== Extracted records

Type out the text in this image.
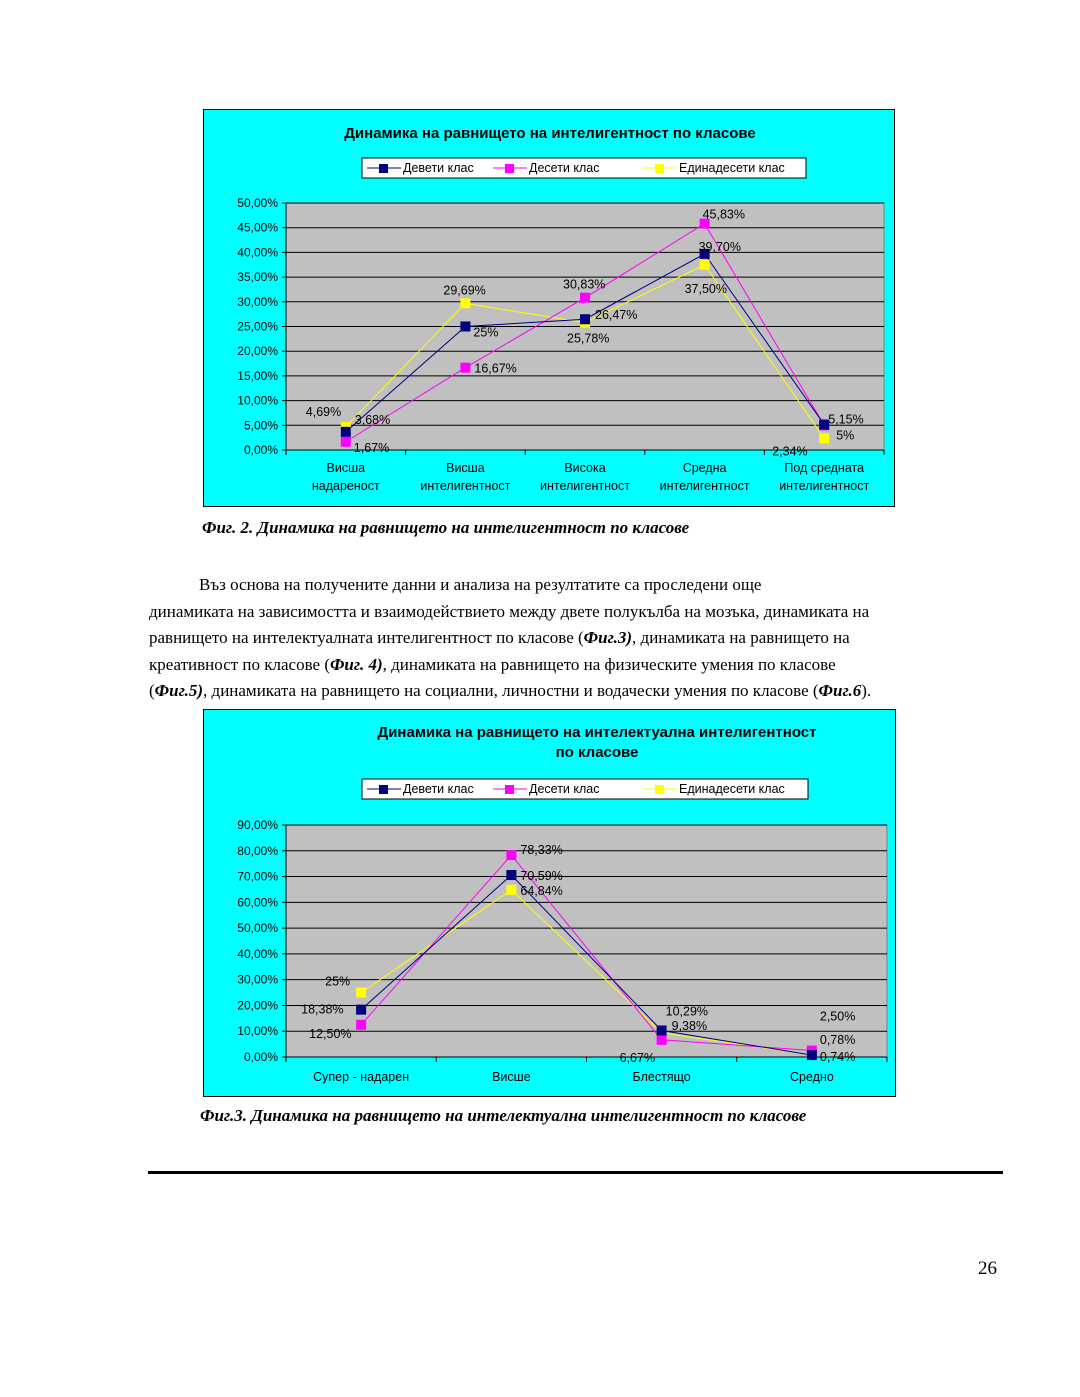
Динамика на равнището на интелигентност по класове
Девети клас	Десети клас	Единадесети клас
0,00%
5,00%
10,00%
15,00%
20,00%
25,00%
30,00%
35,00%
40,00%
45,00%
50,00%
Висша
надареност
Висша
интелигентност
Висока
интелигентност
Средна
интелигентност
Под средната
интелигентност
3,68%
25%
26,47%
39,70%
5,15%
1,67%
16,67%
30,83%
45,83%
5%
4,69%
29,69%
25,78%
37,50%
2,34%
Фиг. 2. Динамика на равнището на интелигентност по класове

Въз основа на получените данни и анализа на резултатите са проследени още

динамиката на зависимостта и взаимодействието между двете полукълба на мозъка, динамиката на

равнището на интелектуалната интелигентност по класове (Фиг.3), динамиката на равнището на

креативност по класове (Фиг. 4), динамиката на равнището на физическите умения по класове

(Фиг.5), динамиката на равнището на социални, личностни и водачески умения по класове (Фиг.6).

Динамика на равнището на интелектуална интелигентност
по класове
Девети клас	Десети клас	Единадесети клас
0,00%
10,00%
20,00%
30,00%
40,00%
50,00%
60,00%
70,00%
80,00%
90,00%
Супер - надарен	Висше	Блестящо	Средно
18,38%
70,59%
10,29%
0,74%
12,50%
78,33%
6,67%
2,50%
25%
64,84%
9,38%
0,78%
Фиг.3. Динамика на равнището на интелектуална интелигентност по класове
26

====

→ Requirement
Write the listing above out again exactly, dropping each image.

→ Result
Type out the text in this image.
Динамика на равнището на интелигентност по класове
Девети клас	Десети клас	Единадесети клас
0,00%
5,00%
10,00%
15,00%
20,00%
25,00%
30,00%
35,00%
40,00%
45,00%
50,00%
Висша
надареност
Висша
интелигентност
Висока
интелигентност
Средна
интелигентност
Под средната
интелигентност
3,68%
25%
26,47%
39,70%
5,15%
1,67%
16,67%
30,83%
45,83%
5%
4,69%
29,69%
25,78%
37,50%
2,34%
Фиг. 2. Динамика на равнището на интелигентност по класове

Въз основа на получените данни и анализа на резултатите са проследени още

динамиката на зависимостта и взаимодействието между двете полукълба на мозъка, динамиката на

равнището на интелектуалната интелигентност по класове (Фиг.3), динамиката на равнището на

креативност по класове (Фиг. 4), динамиката на равнището на физическите умения по класове

(Фиг.5), динамиката на равнището на социални, личностни и водачески умения по класове (Фиг.6).

Динамика на равнището на интелектуална интелигентност
по класове
Девети клас	Десети клас	Единадесети клас
0,00%
10,00%
20,00%
30,00%
40,00%
50,00%
60,00%
70,00%
80,00%
90,00%
Супер - надарен	Висше	Блестящо	Средно
18,38%
70,59%
10,29%
0,74%
12,50%
78,33%
6,67%
2,50%
25%
64,84%
9,38%
0,78%
Фиг.3. Динамика на равнището на интелектуална интелигентност по класове
26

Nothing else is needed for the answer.